Given exercise: Copy out each line that includes the word "JSON".

<<<<

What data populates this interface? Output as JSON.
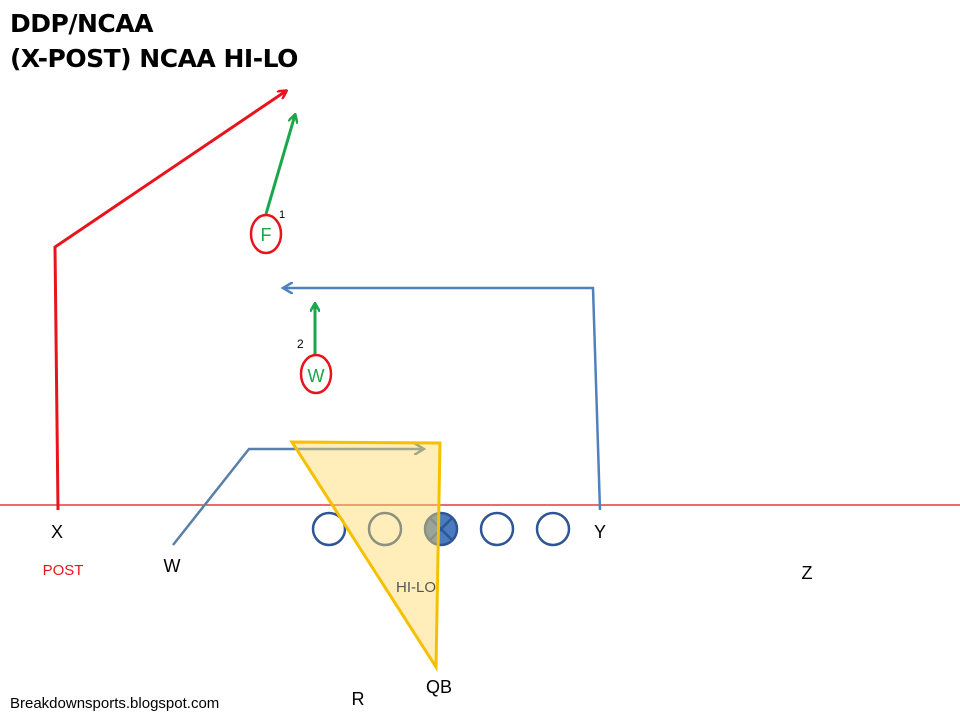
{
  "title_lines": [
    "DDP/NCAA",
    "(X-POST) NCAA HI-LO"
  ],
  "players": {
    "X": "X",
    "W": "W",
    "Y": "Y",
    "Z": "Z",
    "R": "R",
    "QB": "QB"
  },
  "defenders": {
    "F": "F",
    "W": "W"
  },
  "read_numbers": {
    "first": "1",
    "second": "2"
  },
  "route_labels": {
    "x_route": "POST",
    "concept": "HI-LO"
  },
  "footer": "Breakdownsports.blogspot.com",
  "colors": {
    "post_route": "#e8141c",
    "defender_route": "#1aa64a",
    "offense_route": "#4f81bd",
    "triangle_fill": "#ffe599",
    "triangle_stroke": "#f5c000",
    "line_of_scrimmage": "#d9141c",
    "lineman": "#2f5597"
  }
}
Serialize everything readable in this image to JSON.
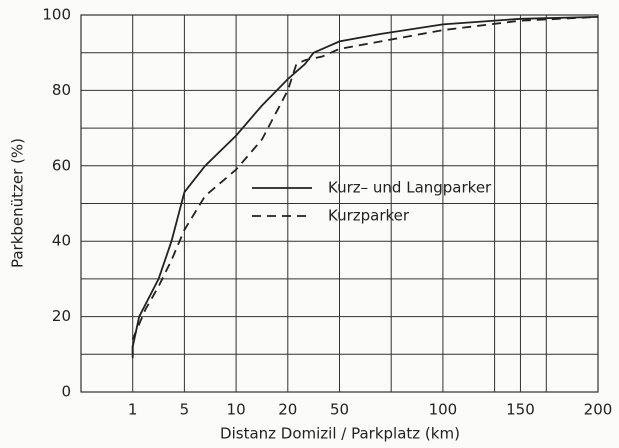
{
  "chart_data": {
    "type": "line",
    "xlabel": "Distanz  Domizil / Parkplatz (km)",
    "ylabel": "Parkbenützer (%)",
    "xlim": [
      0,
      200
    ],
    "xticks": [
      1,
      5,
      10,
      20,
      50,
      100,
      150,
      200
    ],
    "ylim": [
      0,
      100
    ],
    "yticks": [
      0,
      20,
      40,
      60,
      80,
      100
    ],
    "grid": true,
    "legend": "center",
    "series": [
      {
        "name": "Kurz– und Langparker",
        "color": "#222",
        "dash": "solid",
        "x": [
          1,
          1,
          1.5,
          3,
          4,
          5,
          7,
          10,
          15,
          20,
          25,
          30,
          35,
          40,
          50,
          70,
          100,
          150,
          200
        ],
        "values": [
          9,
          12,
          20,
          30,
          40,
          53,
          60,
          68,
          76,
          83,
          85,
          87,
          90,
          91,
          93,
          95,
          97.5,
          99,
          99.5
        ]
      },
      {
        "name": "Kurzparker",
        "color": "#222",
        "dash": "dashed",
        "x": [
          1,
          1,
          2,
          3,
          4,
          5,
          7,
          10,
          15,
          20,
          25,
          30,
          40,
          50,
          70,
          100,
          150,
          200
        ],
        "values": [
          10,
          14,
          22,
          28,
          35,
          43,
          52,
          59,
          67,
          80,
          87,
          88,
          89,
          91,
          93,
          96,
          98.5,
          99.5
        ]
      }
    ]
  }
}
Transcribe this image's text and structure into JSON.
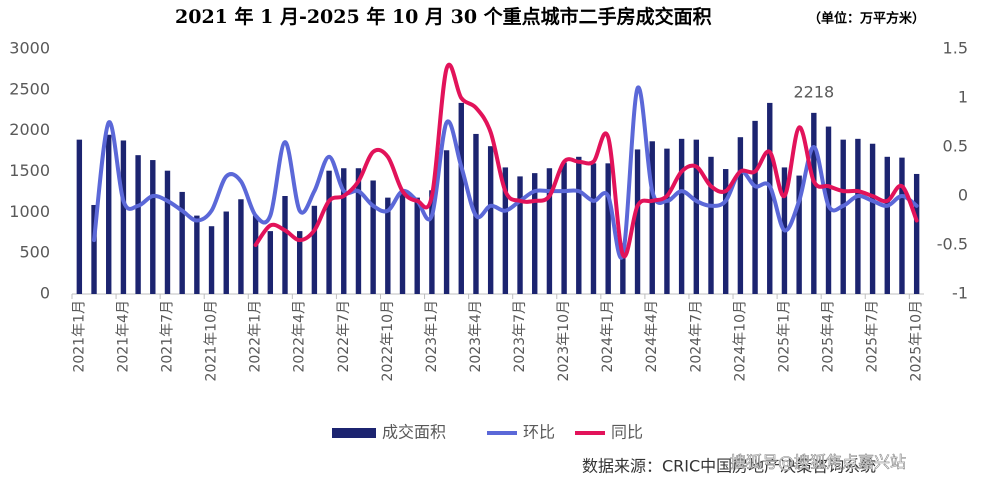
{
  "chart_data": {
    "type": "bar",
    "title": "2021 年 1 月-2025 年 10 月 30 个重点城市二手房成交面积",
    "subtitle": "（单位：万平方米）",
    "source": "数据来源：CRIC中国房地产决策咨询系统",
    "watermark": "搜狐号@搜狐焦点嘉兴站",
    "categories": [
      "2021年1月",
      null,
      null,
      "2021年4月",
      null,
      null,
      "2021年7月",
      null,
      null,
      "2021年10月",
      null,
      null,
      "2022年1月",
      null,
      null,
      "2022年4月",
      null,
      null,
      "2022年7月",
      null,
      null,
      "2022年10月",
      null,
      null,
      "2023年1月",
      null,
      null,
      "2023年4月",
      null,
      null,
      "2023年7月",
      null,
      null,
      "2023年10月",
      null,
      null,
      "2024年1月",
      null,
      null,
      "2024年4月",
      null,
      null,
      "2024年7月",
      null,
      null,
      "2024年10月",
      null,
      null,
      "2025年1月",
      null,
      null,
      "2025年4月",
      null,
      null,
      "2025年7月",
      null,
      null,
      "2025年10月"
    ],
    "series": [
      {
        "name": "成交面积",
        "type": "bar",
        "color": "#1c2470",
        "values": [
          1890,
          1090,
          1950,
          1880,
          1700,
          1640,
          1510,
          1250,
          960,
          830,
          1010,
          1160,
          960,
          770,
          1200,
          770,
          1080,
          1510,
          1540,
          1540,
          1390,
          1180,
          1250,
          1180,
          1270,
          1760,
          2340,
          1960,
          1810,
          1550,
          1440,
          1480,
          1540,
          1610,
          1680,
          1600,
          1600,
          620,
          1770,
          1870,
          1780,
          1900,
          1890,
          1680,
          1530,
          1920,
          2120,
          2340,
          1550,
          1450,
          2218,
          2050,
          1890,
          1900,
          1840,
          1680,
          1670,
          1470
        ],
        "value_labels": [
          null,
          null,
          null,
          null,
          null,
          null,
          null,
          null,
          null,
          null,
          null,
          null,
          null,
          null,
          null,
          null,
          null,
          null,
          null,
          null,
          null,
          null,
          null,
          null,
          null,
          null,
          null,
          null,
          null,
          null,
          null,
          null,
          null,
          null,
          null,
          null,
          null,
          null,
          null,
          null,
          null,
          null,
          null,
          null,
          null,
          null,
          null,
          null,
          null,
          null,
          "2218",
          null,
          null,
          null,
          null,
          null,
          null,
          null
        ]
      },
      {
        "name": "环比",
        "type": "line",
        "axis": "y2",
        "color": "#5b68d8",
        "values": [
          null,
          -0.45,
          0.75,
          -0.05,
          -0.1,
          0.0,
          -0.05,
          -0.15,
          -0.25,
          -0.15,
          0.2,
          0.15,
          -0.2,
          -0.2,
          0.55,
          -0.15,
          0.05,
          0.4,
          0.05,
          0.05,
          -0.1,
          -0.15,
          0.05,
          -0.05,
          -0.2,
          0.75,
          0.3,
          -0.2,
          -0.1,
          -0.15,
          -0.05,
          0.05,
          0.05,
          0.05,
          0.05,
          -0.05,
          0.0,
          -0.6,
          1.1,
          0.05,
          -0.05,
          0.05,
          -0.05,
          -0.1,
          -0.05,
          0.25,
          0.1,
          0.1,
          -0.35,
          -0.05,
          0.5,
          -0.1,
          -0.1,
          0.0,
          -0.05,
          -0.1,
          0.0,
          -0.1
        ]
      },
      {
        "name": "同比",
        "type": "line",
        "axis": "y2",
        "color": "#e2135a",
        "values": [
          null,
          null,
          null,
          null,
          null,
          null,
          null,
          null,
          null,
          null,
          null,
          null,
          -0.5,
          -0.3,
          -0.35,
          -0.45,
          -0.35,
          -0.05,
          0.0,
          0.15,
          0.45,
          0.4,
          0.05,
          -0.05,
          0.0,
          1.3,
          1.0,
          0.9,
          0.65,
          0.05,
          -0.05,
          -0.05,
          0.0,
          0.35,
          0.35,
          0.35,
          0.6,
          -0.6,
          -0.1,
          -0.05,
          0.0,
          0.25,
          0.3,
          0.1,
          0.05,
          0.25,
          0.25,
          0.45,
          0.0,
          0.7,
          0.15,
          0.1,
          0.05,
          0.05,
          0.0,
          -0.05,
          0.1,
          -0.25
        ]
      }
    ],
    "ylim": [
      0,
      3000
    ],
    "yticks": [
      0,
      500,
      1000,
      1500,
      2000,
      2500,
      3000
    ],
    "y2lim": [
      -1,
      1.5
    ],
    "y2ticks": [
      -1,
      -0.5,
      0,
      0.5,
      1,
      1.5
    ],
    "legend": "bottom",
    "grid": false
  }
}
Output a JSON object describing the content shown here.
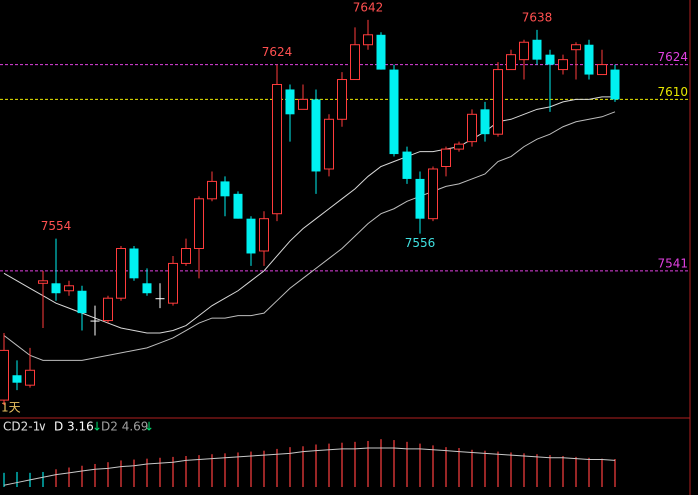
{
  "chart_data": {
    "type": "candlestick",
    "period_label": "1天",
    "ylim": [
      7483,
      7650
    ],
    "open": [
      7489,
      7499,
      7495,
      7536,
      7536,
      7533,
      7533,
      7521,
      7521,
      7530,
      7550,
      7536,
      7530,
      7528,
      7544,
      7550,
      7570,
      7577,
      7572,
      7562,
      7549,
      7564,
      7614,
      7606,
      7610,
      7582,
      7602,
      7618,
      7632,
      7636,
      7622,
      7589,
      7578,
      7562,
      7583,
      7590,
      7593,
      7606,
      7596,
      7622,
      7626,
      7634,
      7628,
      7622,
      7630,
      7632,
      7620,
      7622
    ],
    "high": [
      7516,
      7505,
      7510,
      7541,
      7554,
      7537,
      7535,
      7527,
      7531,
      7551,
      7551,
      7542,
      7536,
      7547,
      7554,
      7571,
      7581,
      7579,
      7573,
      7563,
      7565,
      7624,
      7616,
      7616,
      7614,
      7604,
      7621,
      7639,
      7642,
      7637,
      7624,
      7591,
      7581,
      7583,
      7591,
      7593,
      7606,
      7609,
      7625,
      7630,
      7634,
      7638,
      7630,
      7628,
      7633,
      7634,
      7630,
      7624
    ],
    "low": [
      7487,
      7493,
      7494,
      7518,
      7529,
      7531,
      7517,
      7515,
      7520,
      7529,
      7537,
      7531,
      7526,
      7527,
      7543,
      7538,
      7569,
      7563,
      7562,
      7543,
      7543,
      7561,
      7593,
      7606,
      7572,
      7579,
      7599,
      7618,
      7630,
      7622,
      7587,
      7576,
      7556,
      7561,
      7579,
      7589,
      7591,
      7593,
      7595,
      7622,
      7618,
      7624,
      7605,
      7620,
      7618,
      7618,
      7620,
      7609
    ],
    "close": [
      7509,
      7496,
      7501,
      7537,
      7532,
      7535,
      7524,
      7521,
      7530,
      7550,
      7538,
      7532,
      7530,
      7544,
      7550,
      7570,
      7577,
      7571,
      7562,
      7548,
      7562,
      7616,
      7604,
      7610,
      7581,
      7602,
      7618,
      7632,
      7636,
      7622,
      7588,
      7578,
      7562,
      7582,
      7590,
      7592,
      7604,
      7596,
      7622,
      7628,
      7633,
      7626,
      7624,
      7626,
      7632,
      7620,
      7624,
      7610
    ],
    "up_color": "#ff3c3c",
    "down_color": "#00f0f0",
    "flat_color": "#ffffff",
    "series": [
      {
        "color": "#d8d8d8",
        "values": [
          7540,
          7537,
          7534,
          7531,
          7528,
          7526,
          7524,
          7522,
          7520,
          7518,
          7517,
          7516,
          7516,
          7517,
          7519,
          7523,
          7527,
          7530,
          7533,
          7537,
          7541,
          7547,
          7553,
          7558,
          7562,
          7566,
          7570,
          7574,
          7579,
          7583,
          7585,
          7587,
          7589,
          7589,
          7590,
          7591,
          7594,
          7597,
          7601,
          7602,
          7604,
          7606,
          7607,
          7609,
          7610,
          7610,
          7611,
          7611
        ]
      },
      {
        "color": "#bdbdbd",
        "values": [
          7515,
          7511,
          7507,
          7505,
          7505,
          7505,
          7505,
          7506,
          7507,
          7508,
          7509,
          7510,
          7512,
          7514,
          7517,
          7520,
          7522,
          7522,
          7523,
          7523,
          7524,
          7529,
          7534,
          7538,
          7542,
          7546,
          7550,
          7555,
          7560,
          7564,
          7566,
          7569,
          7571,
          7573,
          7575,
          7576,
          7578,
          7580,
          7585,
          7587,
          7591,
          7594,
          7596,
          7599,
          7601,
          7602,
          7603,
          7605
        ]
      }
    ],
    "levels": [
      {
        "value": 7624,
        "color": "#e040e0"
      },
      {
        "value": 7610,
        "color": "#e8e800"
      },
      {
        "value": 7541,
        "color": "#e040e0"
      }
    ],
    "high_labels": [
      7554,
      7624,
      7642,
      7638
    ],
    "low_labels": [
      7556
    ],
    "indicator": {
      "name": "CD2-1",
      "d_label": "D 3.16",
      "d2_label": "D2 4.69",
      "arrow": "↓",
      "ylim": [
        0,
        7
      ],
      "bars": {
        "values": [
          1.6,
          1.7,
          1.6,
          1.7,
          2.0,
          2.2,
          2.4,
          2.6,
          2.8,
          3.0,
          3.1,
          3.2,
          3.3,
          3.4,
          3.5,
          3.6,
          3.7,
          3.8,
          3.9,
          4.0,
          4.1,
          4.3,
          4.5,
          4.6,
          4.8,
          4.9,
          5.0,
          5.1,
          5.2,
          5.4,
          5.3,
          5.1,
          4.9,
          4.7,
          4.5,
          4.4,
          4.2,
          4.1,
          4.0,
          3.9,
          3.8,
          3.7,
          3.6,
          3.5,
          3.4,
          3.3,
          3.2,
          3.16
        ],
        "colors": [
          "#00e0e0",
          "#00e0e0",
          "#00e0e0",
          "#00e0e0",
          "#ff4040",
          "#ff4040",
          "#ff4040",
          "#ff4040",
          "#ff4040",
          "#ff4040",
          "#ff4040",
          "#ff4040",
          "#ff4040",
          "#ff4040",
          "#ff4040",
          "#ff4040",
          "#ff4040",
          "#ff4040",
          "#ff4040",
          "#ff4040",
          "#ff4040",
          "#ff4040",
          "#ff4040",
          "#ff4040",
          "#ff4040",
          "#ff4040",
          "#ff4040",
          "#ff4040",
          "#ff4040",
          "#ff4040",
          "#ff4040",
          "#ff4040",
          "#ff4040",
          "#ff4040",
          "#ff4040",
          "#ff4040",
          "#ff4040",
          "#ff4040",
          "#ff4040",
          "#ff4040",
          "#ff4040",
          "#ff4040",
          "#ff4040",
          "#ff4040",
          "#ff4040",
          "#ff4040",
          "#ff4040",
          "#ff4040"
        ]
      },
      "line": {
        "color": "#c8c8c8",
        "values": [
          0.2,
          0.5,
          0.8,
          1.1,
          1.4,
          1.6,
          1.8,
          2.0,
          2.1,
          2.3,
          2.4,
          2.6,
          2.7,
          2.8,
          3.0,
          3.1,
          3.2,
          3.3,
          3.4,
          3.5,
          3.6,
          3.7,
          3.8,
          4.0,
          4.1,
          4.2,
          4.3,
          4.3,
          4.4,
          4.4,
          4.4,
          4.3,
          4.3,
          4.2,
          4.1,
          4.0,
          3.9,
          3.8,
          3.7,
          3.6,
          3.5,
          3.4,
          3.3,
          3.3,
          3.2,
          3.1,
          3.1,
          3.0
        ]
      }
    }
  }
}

>>>>

Answer in full:
What data populates this interface? Output as JSON.
Serialize everything readable in this image to JSON.
Transcribe this image's text and structure into JSON.
Output a JSON object describing the content shown here.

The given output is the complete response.